**WRITTEN EXERCISE**: Gather, from the data below, each line in which the word "life" occurs.
- - - - -
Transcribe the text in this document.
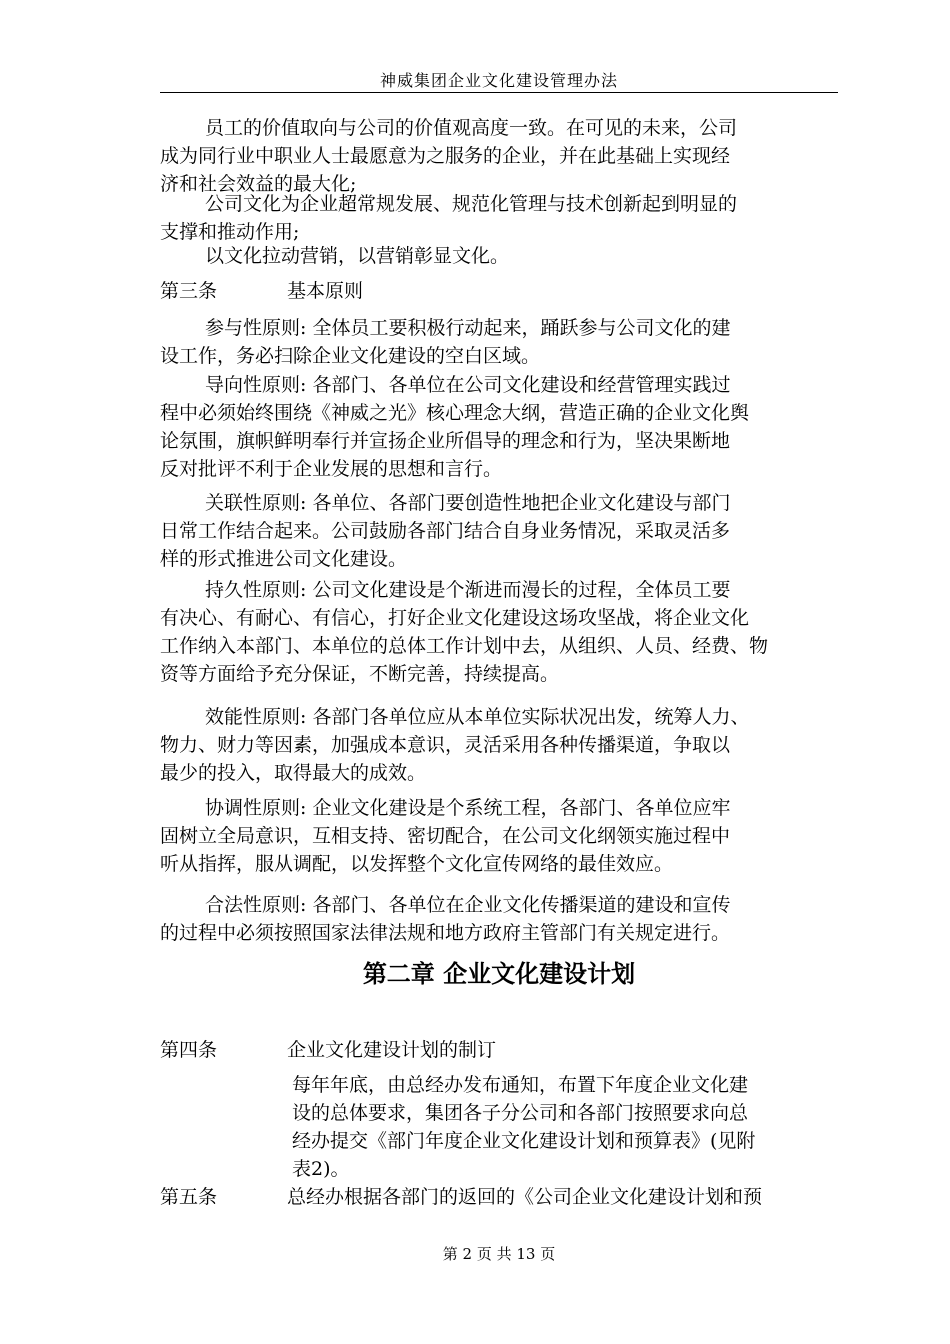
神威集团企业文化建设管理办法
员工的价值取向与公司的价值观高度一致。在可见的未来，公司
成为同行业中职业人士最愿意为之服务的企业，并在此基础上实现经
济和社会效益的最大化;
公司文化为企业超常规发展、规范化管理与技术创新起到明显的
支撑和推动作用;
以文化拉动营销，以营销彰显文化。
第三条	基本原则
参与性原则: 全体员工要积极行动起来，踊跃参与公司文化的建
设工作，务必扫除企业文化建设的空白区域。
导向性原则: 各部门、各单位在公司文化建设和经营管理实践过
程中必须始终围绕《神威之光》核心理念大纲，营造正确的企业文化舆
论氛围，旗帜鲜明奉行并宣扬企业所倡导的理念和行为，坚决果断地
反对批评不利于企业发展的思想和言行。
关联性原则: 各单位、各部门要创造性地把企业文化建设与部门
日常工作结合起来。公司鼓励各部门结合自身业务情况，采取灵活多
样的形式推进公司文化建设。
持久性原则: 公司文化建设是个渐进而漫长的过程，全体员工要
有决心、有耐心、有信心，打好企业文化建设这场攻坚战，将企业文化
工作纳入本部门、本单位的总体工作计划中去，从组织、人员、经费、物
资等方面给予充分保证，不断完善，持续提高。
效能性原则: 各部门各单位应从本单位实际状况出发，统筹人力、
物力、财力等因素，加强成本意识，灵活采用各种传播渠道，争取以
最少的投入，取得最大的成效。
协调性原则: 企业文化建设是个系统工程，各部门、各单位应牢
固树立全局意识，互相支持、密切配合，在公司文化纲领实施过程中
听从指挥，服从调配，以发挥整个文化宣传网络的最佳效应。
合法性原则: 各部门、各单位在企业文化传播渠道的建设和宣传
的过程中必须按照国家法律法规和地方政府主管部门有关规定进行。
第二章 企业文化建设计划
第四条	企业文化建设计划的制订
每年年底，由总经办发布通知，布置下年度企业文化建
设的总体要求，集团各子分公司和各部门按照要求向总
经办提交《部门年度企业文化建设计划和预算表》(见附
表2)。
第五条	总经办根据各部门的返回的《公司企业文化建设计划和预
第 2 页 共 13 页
- - - - -
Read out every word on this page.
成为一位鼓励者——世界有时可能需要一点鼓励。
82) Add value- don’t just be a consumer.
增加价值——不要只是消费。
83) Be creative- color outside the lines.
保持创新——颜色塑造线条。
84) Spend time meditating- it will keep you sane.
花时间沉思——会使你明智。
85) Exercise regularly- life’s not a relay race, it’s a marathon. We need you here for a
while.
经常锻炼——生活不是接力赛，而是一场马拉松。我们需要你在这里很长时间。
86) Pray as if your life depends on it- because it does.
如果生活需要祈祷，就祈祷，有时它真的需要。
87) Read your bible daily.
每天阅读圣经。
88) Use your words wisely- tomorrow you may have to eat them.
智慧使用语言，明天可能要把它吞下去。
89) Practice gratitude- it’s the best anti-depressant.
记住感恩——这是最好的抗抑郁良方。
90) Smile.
- - - - -
**SOLVED EXERCISE**:
85) Exercise regularly- life’s not a relay race, it’s a marathon. We need you here for a
86) Pray as if your life depends on it- because it does.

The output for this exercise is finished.